>> BEGIN Excerpted passage

2. Transparency in Pricing
Per the implied terms of the contract, the banker has the right to apply reasonably priced charges and interest for services and facilities offered to the customer.
The contention in the Ghanaian market between suppliers and consumers of financial products, have always been the definition of what is 'reasonable'. Indeed, the Investigation and Consumer Reporting Office of Bank of Ghana, acknowledges, that service charges, particularly; unexpected charges, excessive charges, discriminatory pricing and insufficient notice prior to new tariff implementation by banks, as some of the key causes of consumer complaints.
Controversial as such claims may be, the wide spread market perception provides sufficient warning signal for monetary authorities to diffuse the negative perception by using responsive policy options. The dearth of sufficient legal precedence bordering on excessive or unfair bank charges makes it a tricky exercise to fully analyze the credence of arguments against financial service providers in such controversies.
This notwithstanding, it is indeed a reasonable call for more responsive regulation since primary responsibility for financial deepening and promotion lies with the regulators, as drivers of monetary policy.
SHARING THE RISK
Rulings in certain common law cases (Tai Hing Cotton Mill Ltd v Lui Chong Hing Bank - 1986) obviously leans towards customer protection, thereby posing risk to banks as counterparties to the banker-customer contract. Many banks are now incorporating into account opening documents, express terms that places obligation on customers to examine and report any anomaly or unauthorized debit within a stipulated period. This clearly is designed to evoke Estoppel against any plaintiff who may be dissatisfied on account of unfair charges. In recent decades however, cases such as Henderson v Merrett Syndicate Ltd (1994) have offered bankers better protection, due to arguments that suggests that concurrent duty of care can be invoked as a defense against a plaintiff, in both contract and tort. Financial service consumers in the Ghanaian market must therefore appreciate the full import of terms and conditions in account opening documents and must insist on their right to receive regular statements of accounts, as this consolidates their legal position in the event of any dispute under the banker-customer contract or in tort.
MARKET REGULATION - THE ROLE OF ICRO
Investigations and Consumer Reporting Office (ICRO) is a branch of Bank of Ghana's Supervision Department charged with the mandate to investigate and resolve consumer complaints, inter alia. The Bank of Ghana has, overtime, stated clear policy objectives of deepening financial intermediation and moving gradually towards a cashless society where economic transactions are facilitated with reducing reliance on physical cash balances. This level of macro-efficiency cannot be achieved with a system fraught with process inefficiencies and rigidities, where imbalances in commercial relationships within the financial markets are exacerbated by lack of active mediation mechanisms, customer ignorance and passive regulatory approach. Fortunately, current statute presents Bank of Ghana (BOG) with clear powers in addressing this challenge. Section 53 of the Banking Act 2004, Act 673 empowers the Bank of Ghana to require of banks to file returns relating to financial and non-financial affairs as the Bank of Ghana deems fit, and consequently impose sanctions for non-compliance to the tune of 500 penalty units. In would seem intuitive therefore, that an indispensable market mechanism such as ICRO would utilize its statutory powers to institutionalize transparent reporting of essential market performance metrics by the banks. Such a proactive measure would serve two benefits:
1. Promote civil society engagement and encourage participation in the policy debate on financial intermediation.

>> END Excerpted passage

# [Given request 1]
Which service-charge problems does the passage on Ghanaian bank pricing say the Investigation and Consumer Reporting Office identifies as key causes of consumer complaints? List each one.
# [Given request 2]
Reproduce the part of the passage on Ghanaian bank pricing starting with "Controversial as such" and going on through "in such controversies.".

>> BEGIN Source data

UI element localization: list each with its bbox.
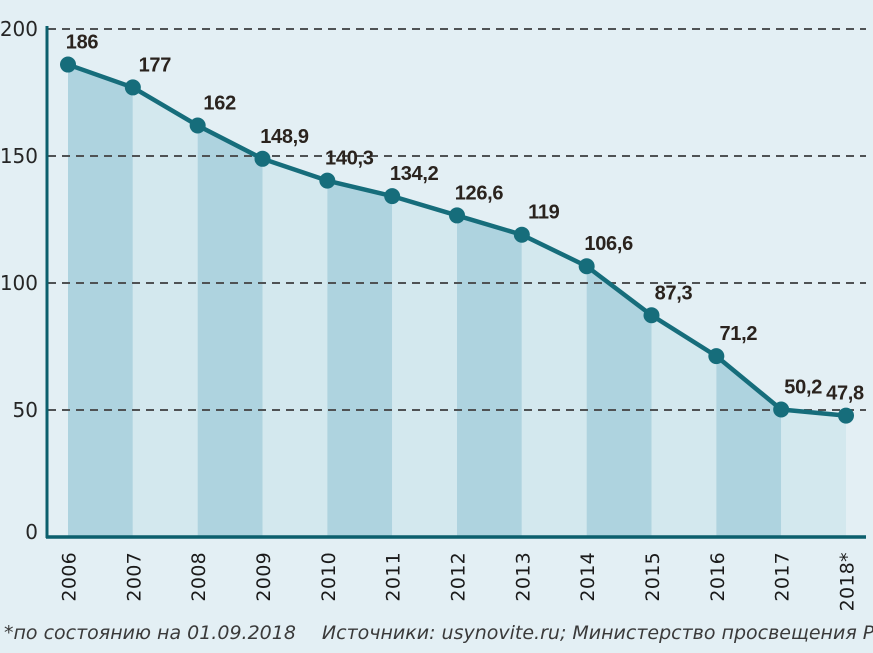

>> END Source data

# [Final result 1]
- Unexpected charges
- Excessive charges
- Discriminatory pricing
- Insufficient notice prior to new tariff implementation by banks

# [Final result 2]
Controversial as such claims may be, the wide spread market perception provides sufficient warning signal for monetary authorities to diffuse the negative perception by using responsive policy options. The dearth of sufficient legal precedence bordering on excessive or unfair bank charges makes it a tricky exercise to fully analyze the credence of arguments against financial service providers in such controversies.